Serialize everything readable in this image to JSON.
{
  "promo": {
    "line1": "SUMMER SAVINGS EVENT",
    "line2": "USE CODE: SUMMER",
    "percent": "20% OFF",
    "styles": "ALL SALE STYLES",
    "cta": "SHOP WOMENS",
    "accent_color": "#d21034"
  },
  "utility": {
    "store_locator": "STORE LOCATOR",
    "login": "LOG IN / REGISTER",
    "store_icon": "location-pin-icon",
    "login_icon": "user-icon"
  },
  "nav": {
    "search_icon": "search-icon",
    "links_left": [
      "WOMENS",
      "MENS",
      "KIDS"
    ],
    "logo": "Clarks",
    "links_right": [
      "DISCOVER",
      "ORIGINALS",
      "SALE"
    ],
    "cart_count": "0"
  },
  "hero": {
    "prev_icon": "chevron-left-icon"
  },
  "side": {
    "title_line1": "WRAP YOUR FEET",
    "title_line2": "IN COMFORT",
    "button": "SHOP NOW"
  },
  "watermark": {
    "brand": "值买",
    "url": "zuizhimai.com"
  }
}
·····
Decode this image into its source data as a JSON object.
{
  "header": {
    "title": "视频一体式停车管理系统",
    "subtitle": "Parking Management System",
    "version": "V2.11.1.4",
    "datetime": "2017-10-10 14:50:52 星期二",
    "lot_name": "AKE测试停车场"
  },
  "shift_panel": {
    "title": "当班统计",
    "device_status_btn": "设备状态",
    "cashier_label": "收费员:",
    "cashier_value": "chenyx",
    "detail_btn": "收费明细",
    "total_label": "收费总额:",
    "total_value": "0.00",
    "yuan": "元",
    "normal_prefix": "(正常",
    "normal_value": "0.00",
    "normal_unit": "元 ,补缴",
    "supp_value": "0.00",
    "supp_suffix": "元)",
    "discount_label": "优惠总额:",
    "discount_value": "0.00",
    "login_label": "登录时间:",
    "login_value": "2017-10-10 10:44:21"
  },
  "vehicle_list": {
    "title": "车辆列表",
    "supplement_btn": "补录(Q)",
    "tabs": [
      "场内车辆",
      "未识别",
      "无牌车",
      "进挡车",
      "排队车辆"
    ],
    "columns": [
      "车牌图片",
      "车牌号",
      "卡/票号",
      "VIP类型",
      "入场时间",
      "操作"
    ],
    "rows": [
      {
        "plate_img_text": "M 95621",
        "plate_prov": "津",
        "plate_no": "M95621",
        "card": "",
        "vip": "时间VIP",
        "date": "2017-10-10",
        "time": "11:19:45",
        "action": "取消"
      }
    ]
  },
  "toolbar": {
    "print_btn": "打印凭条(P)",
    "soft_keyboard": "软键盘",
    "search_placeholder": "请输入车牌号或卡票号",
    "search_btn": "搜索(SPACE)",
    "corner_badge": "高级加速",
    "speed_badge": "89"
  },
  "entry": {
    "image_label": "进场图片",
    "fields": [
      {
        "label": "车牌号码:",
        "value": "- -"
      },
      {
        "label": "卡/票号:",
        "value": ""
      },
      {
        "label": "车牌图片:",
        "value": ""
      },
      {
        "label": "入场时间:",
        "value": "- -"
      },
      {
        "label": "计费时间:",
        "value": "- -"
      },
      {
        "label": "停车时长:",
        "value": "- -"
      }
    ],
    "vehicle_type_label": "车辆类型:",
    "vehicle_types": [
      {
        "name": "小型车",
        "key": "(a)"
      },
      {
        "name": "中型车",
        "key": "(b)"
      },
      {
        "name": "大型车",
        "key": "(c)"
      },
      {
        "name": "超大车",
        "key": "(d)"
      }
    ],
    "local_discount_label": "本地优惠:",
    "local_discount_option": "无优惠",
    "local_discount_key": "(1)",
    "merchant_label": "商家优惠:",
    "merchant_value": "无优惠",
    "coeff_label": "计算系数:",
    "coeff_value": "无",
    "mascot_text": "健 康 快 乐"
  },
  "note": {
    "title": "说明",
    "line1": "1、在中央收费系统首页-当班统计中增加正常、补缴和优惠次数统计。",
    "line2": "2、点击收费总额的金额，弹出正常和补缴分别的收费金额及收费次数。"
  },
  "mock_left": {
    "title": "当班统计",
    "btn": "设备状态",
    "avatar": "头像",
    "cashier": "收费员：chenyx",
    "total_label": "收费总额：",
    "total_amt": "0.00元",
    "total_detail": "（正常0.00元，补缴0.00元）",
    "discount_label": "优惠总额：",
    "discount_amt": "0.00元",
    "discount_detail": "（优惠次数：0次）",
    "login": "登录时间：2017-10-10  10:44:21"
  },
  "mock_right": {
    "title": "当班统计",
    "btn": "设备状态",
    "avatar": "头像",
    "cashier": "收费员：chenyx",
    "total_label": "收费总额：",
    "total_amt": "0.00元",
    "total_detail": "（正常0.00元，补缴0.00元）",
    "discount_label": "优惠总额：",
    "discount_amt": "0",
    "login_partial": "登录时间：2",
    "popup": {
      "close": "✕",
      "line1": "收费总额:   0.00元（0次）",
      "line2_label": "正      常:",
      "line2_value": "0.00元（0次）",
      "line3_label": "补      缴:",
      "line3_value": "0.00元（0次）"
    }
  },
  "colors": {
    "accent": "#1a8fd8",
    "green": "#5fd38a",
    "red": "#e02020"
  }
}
·····
• _Set task_:
Show the lines from the data above that contain the string "SUMMER".

• _Output_:
    "line1": "SUMMER SAVINGS EVENT",
    "line2": "USE CODE: SUMMER",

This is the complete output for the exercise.